**EXERCISE PROMPT:**
Transcribe every entry word for word. Skip the pictures.

**TASK MATERIAL:**
--- --- ---

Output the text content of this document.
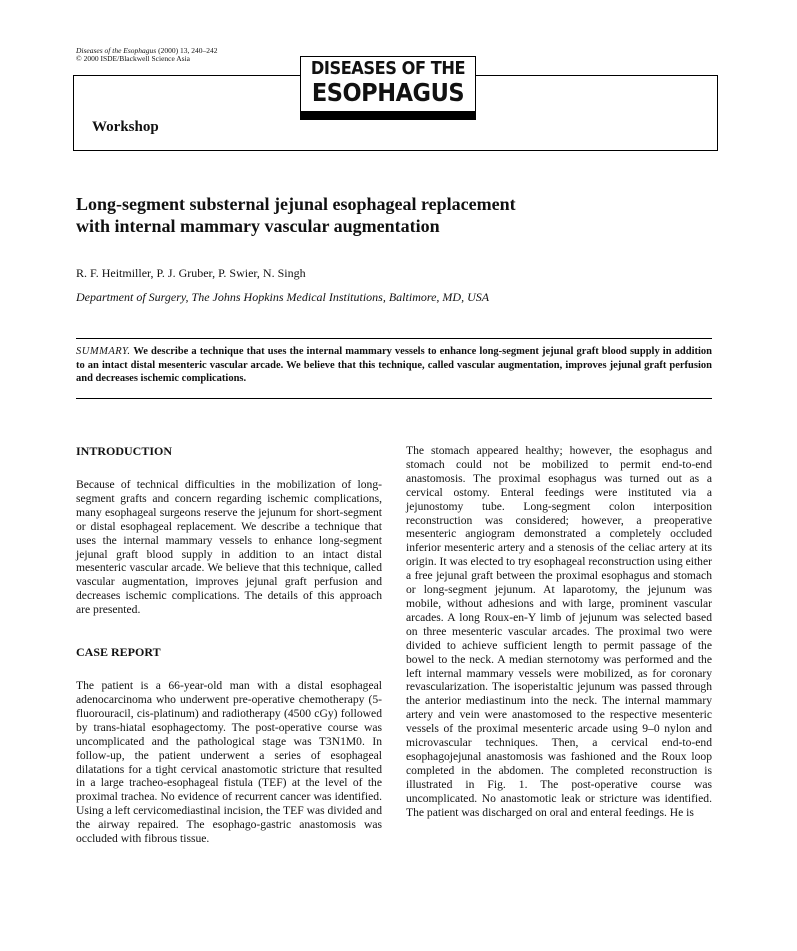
Diseases of the Esophagus (2000) 13, 240–242
© 2000 ISDE/Blackwell Science Asia	DISEASES OF THE
ESOPHAGUS
Workshop
Long-segment substernal jejunal esophageal replacement
with internal mammary vascular augmentation
R. F. Heitmiller, P. J. Gruber, P. Swier, N. Singh
Department of Surgery, The Johns Hopkins Medical Institutions, Baltimore, MD, USA
SUMMARY. We describe a technique that uses the internal mammary vessels to enhance long-segment jejunal graft blood supply in addition to an intact distal mesenteric vascular arcade. We believe that this technique, called vascular augmentation, improves jejunal graft perfusion and decreases ischemic complications.
INTRODUCTION

Because of technical difficulties in the mobilization of long-segment grafts and concern regarding ischemic complications, many esophageal surgeons reserve the jejunum for short-segment or distal esophageal replacement. We describe a technique that uses the internal mammary vessels to enhance long-segment jejunal graft blood supply in addition to an intact distal mesenteric vascular arcade. We believe that this technique, called vascular augmentation, improves jejunal graft perfusion and decreases ischemic complications. The details of this approach are presented.

CASE REPORT

The patient is a 66-year-old man with a distal esophageal adenocarcinoma who underwent pre-operative chemotherapy (5-fluorouracil, cis-platinum) and radiotherapy (4500 cGy) followed by trans-hiatal esophagectomy. The post-operative course was uncomplicated and the pathological stage was T3N1M0. In follow-up, the patient underwent a series of esophageal dilatations for a tight cervical anastomotic stricture that resulted in a large tracheo-esophageal fistula (TEF) at the level of the proximal trachea. No evidence of recurrent cancer was identified. Using a left cervicomediastinal incision, the TEF was divided and the airway repaired. The esophago-gastric anastomosis was occluded with fibrous tissue.

The stomach appeared healthy; however, the esophagus and stomach could not be mobilized to permit end-to-end anastomosis. The proximal esophagus was turned out as a cervical ostomy. Enteral feedings were instituted via a jejunostomy tube. Long-segment colon interposition reconstruction was considered; however, a preoperative mesenteric angiogram demonstrated a completely occluded inferior mesenteric artery and a stenosis of the celiac artery at its origin. It was elected to try esophageal reconstruction using either a free jejunal graft between the proximal esophagus and stomach or long-segment jejunum. At laparotomy, the jejunum was mobile, without adhesions and with large, prominent vascular arcades. A long Roux-en-Y limb of jejunum was selected based on three mesenteric vascular arcades. The proximal two were divided to achieve sufficient length to permit passage of the bowel to the neck. A median sternotomy was performed and the left internal mammary vessels were mobilized, as for coronary revascularization. The isoperistaltic jejunum was passed through the anterior mediastinum into the neck. The internal mammary artery and vein were anastomosed to the respective mesenteric vessels of the proximal mesenteric arcade using 9–0 nylon and microvascular techniques. Then, a cervical end-to-end esophagojejunal anastomosis was fashioned and the Roux loop completed in the abdomen. The completed reconstruction is illustrated in Fig. 1. The post-operative course was uncomplicated. No anastomotic leak or stricture was identified. The patient was discharged on oral and enteral feedings. He is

--- --- ---

**CORRECT RESULT:**
Output the text content of this document.
Diseases of the Esophagus (2000) 13, 240–242
© 2000 ISDE/Blackwell Science Asia	DISEASES OF THE
ESOPHAGUS
Workshop
Long-segment substernal jejunal esophageal replacement
with internal mammary vascular augmentation
R. F. Heitmiller, P. J. Gruber, P. Swier, N. Singh
Department of Surgery, The Johns Hopkins Medical Institutions, Baltimore, MD, USA
SUMMARY. We describe a technique that uses the internal mammary vessels to enhance long-segment jejunal graft blood supply in addition to an intact distal mesenteric vascular arcade. We believe that this technique, called vascular augmentation, improves jejunal graft perfusion and decreases ischemic complications.
INTRODUCTION

Because of technical difficulties in the mobilization of long-segment grafts and concern regarding ischemic complications, many esophageal surgeons reserve the jejunum for short-segment or distal esophageal replacement. We describe a technique that uses the internal mammary vessels to enhance long-segment jejunal graft blood supply in addition to an intact distal mesenteric vascular arcade. We believe that this technique, called vascular augmentation, improves jejunal graft perfusion and decreases ischemic complications. The details of this approach are presented.

CASE REPORT

The patient is a 66-year-old man with a distal esophageal adenocarcinoma who underwent pre-operative chemotherapy (5-fluorouracil, cis-platinum) and radiotherapy (4500 cGy) followed by trans-hiatal esophagectomy. The post-operative course was uncomplicated and the pathological stage was T3N1M0. In follow-up, the patient underwent a series of esophageal dilatations for a tight cervical anastomotic stricture that resulted in a large tracheo-esophageal fistula (TEF) at the level of the proximal trachea. No evidence of recurrent cancer was identified. Using a left cervicomediastinal incision, the TEF was divided and the airway repaired. The esophago-gastric anastomosis was occluded with fibrous tissue.

The stomach appeared healthy; however, the esophagus and stomach could not be mobilized to permit end-to-end anastomosis. The proximal esophagus was turned out as a cervical ostomy. Enteral feedings were instituted via a jejunostomy tube. Long-segment colon interposition reconstruction was considered; however, a preoperative mesenteric angiogram demonstrated a completely occluded inferior mesenteric artery and a stenosis of the celiac artery at its origin. It was elected to try esophageal reconstruction using either a free jejunal graft between the proximal esophagus and stomach or long-segment jejunum. At laparotomy, the jejunum was mobile, without adhesions and with large, prominent vascular arcades. A long Roux-en-Y limb of jejunum was selected based on three mesenteric vascular arcades. The proximal two were divided to achieve sufficient length to permit passage of the bowel to the neck. A median sternotomy was performed and the left internal mammary vessels were mobilized, as for coronary revascularization. The isoperistaltic jejunum was passed through the anterior mediastinum into the neck. The internal mammary artery and vein were anastomosed to the respective mesenteric vessels of the proximal mesenteric arcade using 9–0 nylon and microvascular techniques. Then, a cervical end-to-end esophagojejunal anastomosis was fashioned and the Roux loop completed in the abdomen. The completed reconstruction is illustrated in Fig. 1. The post-operative course was uncomplicated. No anastomotic leak or stricture was identified. The patient was discharged on oral and enteral feedings. He is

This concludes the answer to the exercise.